Copy all the entries word for word, but omit the pictures.

**RECORDED INFORMATION**
* Begin *
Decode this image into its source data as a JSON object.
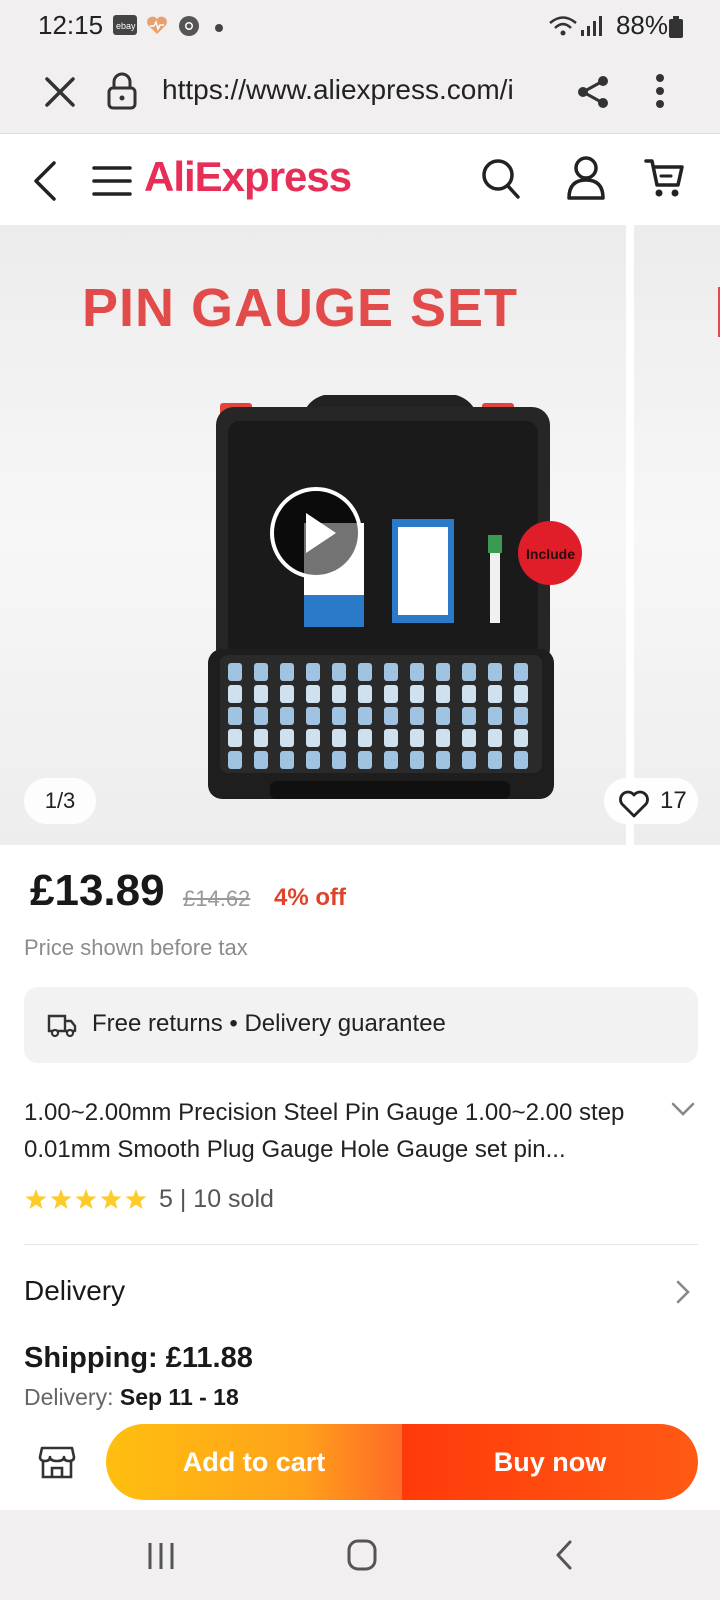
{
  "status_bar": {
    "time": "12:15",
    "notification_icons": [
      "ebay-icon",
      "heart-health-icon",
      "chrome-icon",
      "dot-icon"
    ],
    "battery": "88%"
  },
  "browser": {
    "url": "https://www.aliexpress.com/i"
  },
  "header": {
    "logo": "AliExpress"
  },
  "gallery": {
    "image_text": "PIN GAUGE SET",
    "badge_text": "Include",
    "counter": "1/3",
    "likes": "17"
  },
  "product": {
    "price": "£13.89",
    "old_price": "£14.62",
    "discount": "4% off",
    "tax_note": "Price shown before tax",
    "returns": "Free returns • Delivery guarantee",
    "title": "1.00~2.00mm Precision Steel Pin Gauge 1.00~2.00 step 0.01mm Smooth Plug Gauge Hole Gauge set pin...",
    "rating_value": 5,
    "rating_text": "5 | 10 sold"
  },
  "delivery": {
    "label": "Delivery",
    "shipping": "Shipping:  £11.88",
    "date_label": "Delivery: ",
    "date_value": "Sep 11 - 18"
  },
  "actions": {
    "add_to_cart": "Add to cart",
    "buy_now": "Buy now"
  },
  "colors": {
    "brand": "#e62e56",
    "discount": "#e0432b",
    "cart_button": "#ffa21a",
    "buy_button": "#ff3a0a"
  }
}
* End *
**PROBLEM SOLUTION**
Decode this image into its source data as a JSON object.
{
  "status_bar": {
    "time": "12:15",
    "notification_icons": [
      "ebay-icon",
      "heart-health-icon",
      "chrome-icon",
      "dot-icon"
    ],
    "battery": "88%"
  },
  "browser": {
    "url": "https://www.aliexpress.com/i"
  },
  "header": {
    "logo": "AliExpress"
  },
  "gallery": {
    "image_text": "PIN GAUGE SET",
    "badge_text": "Include",
    "counter": "1/3",
    "likes": "17"
  },
  "product": {
    "price": "£13.89",
    "old_price": "£14.62",
    "discount": "4% off",
    "tax_note": "Price shown before tax",
    "returns": "Free returns • Delivery guarantee",
    "title": "1.00~2.00mm Precision Steel Pin Gauge 1.00~2.00 step 0.01mm Smooth Plug Gauge Hole Gauge set pin...",
    "rating_value": 5,
    "rating_text": "5 | 10 sold"
  },
  "delivery": {
    "label": "Delivery",
    "shipping": "Shipping:  £11.88",
    "date_label": "Delivery: ",
    "date_value": "Sep 11 - 18"
  },
  "actions": {
    "add_to_cart": "Add to cart",
    "buy_now": "Buy now"
  },
  "colors": {
    "brand": "#e62e56",
    "discount": "#e0432b",
    "cart_button": "#ffa21a",
    "buy_button": "#ff3a0a"
  }
}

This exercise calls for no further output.